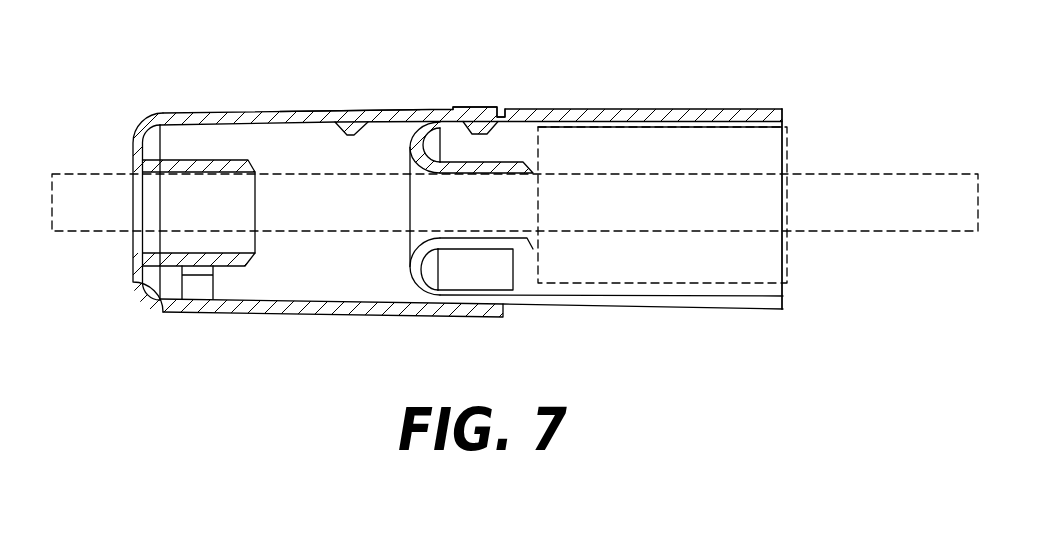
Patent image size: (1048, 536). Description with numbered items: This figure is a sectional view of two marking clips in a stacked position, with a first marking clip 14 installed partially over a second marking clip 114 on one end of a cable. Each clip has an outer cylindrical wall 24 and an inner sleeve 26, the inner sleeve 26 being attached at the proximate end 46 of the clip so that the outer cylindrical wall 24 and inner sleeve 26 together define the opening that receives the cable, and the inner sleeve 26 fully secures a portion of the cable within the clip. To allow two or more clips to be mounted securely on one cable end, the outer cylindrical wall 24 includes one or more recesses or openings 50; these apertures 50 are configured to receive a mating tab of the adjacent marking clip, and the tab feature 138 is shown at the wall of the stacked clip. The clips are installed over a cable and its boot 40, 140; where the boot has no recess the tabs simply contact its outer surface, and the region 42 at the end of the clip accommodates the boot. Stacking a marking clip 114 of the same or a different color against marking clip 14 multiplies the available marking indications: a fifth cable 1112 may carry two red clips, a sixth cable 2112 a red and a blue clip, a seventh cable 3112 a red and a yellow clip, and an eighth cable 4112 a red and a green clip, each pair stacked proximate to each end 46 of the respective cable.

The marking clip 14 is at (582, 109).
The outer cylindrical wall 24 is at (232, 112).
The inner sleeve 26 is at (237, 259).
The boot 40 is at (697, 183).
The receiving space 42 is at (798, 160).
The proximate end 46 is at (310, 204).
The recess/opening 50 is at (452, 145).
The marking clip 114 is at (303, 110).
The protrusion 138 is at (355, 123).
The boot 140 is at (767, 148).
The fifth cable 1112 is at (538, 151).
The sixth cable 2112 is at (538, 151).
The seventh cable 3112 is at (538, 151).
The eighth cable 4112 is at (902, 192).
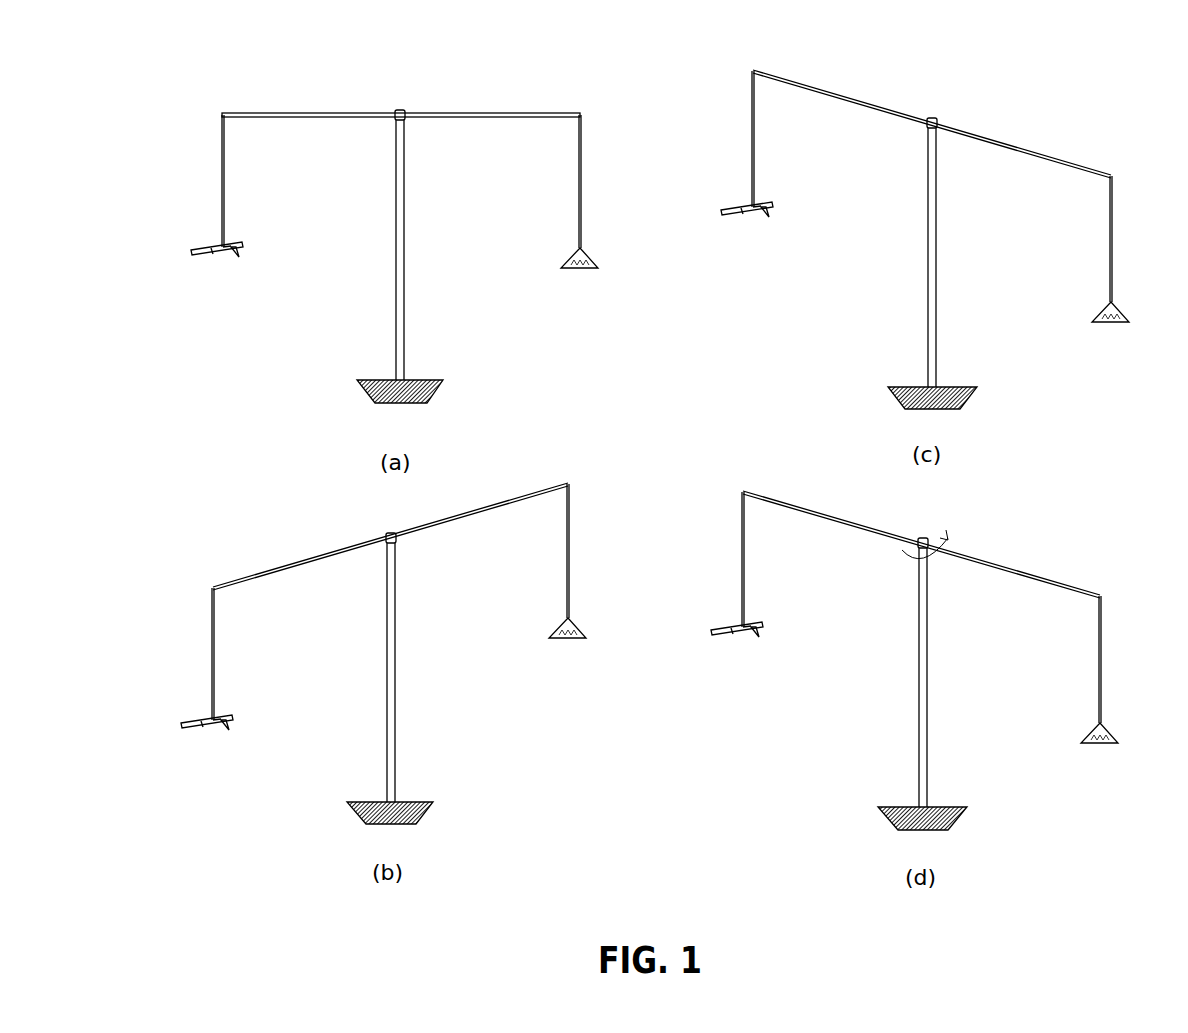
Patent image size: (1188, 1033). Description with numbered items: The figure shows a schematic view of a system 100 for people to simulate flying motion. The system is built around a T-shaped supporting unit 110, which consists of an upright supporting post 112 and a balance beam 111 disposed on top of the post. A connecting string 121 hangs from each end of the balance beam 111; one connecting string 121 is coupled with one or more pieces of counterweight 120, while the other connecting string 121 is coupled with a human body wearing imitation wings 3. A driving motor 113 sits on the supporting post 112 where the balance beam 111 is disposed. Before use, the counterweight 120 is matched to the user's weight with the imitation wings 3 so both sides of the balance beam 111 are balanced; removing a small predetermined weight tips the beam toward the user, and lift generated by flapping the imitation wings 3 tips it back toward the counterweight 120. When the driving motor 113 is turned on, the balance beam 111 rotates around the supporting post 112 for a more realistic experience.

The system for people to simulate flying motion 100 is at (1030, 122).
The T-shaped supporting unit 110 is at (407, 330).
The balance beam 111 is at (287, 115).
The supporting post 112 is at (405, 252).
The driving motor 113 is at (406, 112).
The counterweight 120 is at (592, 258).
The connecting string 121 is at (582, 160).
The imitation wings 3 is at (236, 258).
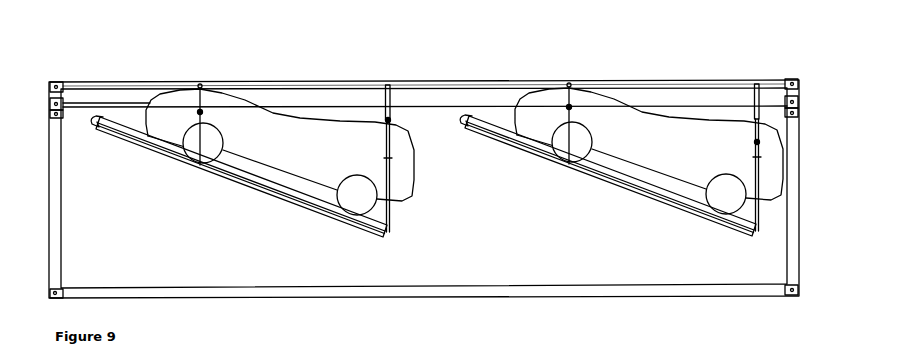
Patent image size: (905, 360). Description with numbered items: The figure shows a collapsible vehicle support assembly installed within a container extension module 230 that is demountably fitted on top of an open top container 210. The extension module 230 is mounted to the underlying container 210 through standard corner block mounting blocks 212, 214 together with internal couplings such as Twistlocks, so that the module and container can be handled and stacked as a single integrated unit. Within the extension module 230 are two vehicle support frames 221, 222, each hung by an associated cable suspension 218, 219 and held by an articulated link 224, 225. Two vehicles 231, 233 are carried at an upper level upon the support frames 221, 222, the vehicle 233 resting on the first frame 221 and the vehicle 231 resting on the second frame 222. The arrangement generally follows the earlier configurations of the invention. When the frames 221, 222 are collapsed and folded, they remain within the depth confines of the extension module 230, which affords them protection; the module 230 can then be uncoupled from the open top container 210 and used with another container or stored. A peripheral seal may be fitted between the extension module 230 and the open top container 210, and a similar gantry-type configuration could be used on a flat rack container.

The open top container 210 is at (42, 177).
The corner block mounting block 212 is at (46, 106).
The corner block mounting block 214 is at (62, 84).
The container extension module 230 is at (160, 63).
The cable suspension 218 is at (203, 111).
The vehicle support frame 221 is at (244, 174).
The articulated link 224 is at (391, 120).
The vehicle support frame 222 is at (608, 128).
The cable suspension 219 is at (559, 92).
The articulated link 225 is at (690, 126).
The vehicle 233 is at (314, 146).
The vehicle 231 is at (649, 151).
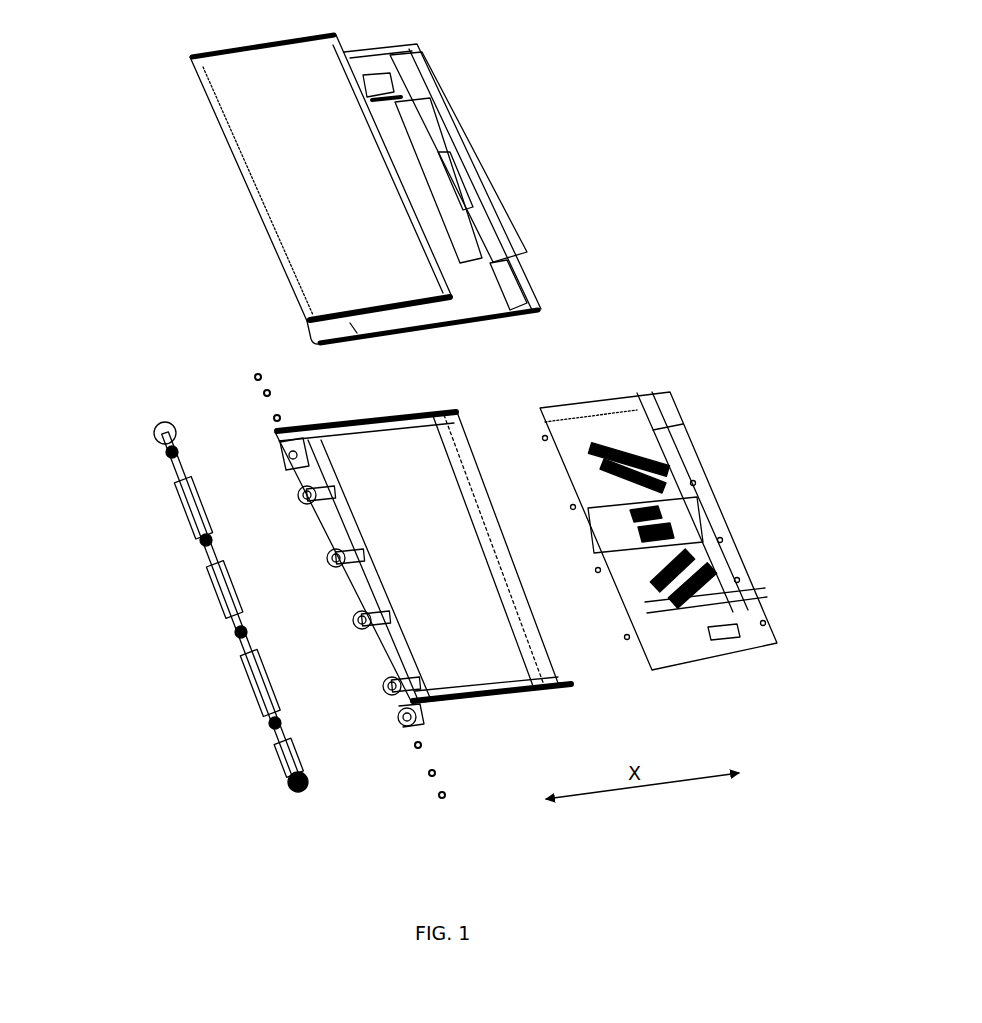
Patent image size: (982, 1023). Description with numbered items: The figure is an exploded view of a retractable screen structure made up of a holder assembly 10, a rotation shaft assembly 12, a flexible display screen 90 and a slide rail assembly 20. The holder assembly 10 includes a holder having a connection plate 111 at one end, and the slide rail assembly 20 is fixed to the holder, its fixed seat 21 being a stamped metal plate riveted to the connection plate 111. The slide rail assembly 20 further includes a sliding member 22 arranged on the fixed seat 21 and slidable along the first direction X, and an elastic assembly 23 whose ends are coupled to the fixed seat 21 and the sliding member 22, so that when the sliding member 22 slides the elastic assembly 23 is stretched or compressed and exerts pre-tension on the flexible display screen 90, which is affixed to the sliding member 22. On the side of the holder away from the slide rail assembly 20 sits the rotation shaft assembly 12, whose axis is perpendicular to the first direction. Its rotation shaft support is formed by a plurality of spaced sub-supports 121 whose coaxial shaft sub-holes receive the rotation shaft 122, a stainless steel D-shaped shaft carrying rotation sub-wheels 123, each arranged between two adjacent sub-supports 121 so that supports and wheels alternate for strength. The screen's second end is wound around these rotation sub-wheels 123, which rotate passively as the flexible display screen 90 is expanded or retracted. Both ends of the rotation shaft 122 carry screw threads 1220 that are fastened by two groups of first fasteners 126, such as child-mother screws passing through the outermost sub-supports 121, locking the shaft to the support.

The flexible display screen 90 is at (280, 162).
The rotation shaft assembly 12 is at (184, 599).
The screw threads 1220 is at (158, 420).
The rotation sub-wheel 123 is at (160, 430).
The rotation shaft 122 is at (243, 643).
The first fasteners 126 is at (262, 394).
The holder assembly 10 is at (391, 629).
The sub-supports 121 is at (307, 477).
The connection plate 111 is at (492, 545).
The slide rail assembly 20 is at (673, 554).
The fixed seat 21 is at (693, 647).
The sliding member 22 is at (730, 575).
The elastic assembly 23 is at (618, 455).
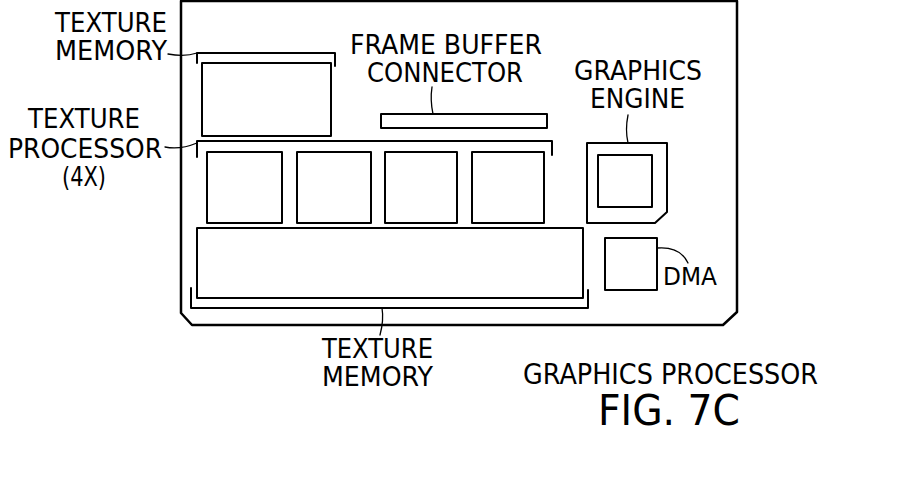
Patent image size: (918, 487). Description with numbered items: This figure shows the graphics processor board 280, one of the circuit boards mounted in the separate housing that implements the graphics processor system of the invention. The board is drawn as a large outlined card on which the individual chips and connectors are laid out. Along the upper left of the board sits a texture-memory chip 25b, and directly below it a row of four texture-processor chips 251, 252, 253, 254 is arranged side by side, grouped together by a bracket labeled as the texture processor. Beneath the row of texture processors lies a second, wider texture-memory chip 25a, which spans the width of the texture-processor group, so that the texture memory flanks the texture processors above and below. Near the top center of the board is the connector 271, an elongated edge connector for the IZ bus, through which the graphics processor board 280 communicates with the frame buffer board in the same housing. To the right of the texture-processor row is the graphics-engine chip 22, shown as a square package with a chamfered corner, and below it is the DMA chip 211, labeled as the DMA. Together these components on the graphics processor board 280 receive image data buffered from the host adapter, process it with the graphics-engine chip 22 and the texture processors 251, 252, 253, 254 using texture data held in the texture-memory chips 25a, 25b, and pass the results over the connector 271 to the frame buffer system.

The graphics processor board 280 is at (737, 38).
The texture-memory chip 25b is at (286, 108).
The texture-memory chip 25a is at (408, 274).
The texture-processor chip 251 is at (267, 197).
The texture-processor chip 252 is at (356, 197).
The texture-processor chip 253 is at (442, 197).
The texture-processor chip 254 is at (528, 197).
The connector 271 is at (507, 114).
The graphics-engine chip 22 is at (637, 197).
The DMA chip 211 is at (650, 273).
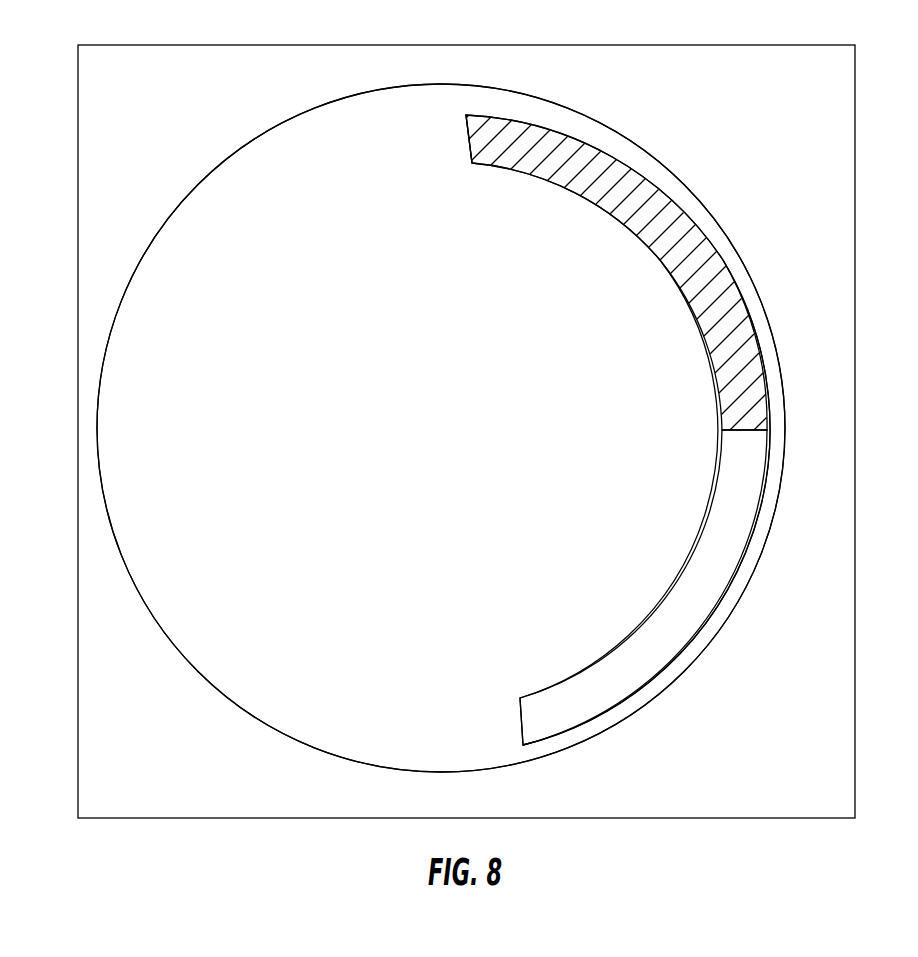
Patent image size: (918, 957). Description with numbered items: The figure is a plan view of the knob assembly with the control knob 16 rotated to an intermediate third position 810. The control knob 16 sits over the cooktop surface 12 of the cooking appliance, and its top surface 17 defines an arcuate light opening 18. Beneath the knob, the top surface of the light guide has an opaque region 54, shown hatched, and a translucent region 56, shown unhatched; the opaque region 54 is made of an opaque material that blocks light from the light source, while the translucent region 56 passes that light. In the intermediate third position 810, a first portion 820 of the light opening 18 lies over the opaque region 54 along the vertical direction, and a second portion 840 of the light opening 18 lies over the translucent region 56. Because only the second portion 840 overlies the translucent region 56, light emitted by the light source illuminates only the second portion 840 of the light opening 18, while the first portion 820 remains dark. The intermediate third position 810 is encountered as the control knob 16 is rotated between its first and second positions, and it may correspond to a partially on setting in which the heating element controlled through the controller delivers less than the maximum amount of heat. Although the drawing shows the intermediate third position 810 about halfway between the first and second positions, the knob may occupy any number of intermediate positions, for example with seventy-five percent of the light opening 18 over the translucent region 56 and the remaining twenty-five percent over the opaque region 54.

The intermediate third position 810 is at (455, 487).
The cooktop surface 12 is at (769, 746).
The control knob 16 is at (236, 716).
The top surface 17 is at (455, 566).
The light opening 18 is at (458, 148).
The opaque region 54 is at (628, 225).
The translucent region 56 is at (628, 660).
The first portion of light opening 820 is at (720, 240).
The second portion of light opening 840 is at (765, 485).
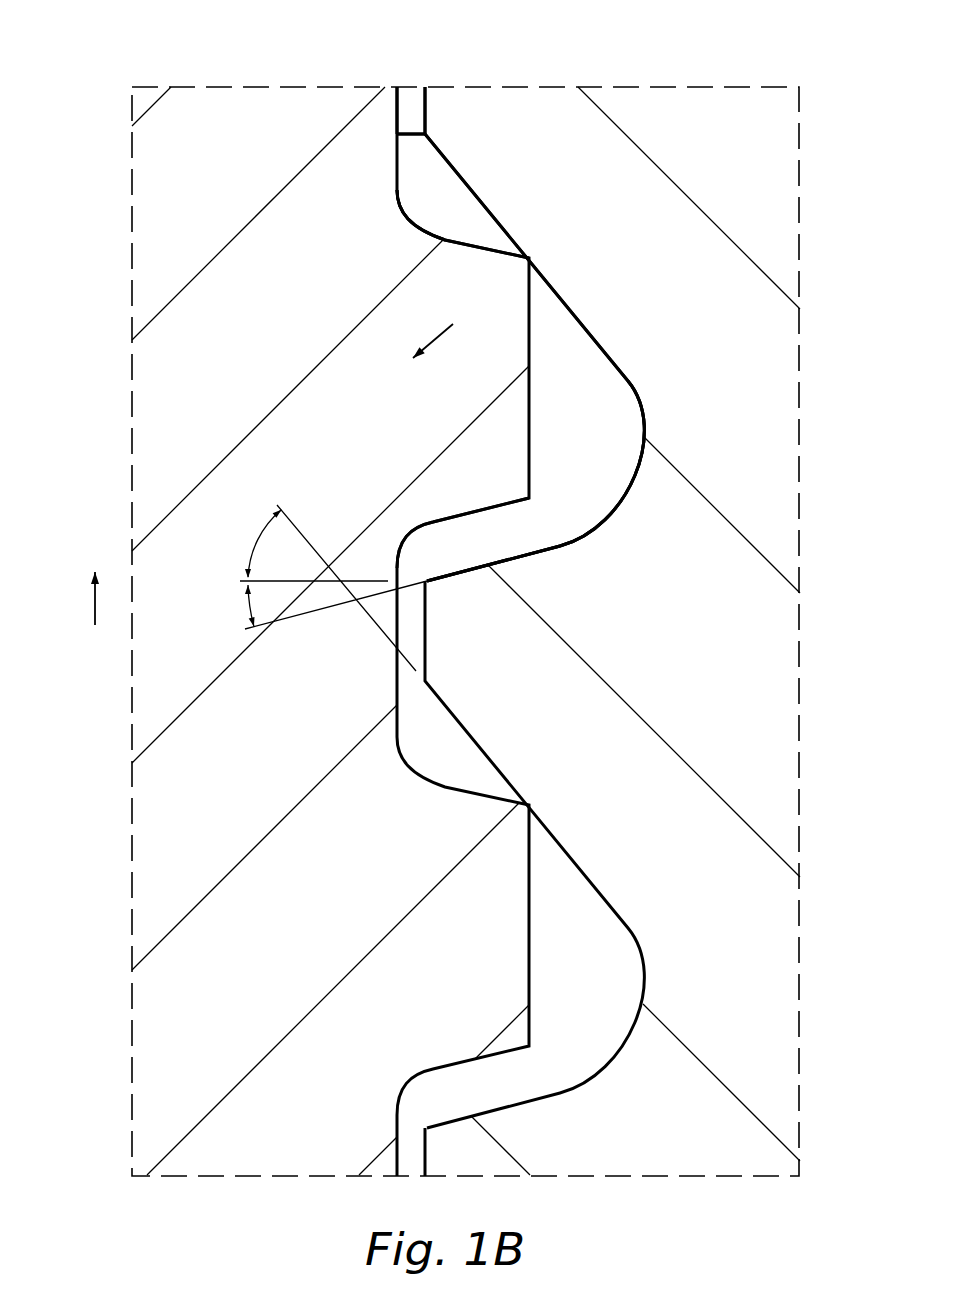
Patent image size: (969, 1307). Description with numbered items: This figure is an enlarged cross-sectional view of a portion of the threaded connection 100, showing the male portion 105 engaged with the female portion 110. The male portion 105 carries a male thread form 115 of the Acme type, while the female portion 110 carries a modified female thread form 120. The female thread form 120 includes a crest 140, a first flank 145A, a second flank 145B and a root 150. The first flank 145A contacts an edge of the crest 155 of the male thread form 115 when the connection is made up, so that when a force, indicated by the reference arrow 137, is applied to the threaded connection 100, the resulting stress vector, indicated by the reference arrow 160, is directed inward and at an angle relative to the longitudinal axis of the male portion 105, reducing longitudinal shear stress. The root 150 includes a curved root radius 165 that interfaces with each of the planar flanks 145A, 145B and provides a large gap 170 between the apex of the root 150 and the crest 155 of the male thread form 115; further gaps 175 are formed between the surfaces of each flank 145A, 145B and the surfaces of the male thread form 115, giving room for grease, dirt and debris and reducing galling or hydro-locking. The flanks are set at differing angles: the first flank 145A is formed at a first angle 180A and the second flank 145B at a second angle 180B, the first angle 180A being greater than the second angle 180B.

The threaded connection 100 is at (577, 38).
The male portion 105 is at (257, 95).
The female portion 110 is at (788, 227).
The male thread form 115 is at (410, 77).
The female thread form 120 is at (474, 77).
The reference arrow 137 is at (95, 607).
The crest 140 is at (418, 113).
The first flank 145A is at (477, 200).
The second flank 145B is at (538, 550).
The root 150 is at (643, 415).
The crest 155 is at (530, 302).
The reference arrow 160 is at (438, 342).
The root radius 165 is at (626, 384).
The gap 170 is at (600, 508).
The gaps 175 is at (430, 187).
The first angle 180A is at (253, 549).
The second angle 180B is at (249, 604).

EXERCISE
Copy the items verbatim from their beginning through the line containing "The eighth cable 4112 is at (902, 192).", inclusive, leaving out the pictures.

EXPECTED ANSWER
Patent image size: (1048, 536). Description with numbered items: This figure is a sectional view of two marking clips in a stacked position, with a first marking clip 14 installed partially over a second marking clip 114 on one end of a cable. Each clip has an outer cylindrical wall 24 and an inner sleeve 26, the inner sleeve 26 being attached at the proximate end 46 of the clip so that the outer cylindrical wall 24 and inner sleeve 26 together define the opening that receives the cable, and the inner sleeve 26 fully secures a portion of the cable within the clip. To allow two or more clips to be mounted securely on one cable end, the outer cylindrical wall 24 includes one or more recesses or openings 50; these apertures 50 are configured to receive a mating tab of the adjacent marking clip, and the tab feature 138 is shown at the wall of the stacked clip. The clips are installed over a cable and its boot 40, 140; where the boot has no recess the tabs simply contact its outer surface, and the region 42 at the end of the clip accommodates the boot. Stacking a marking clip 114 of the same or a different color against marking clip 14 multiplies the available marking indications: a fifth cable 1112 may carry two red clips, a sixth cable 2112 a red and a blue clip, a seventh cable 3112 a red and a yellow clip, and an eighth cable 4112 a red and a green clip, each pair stacked proximate to each end 46 of the respective cable.

The marking clip 14 is at (582, 109).
The outer cylindrical wall 24 is at (232, 112).
The inner sleeve 26 is at (237, 259).
The boot 40 is at (697, 183).
The receiving space 42 is at (798, 160).
The proximate end 46 is at (310, 204).
The recess/opening 50 is at (452, 145).
The marking clip 114 is at (303, 110).
The protrusion 138 is at (355, 123).
The boot 140 is at (767, 148).
The fifth cable 1112 is at (538, 151).
The sixth cable 2112 is at (538, 151).
The seventh cable 3112 is at (538, 151).
The eighth cable 4112 is at (902, 192).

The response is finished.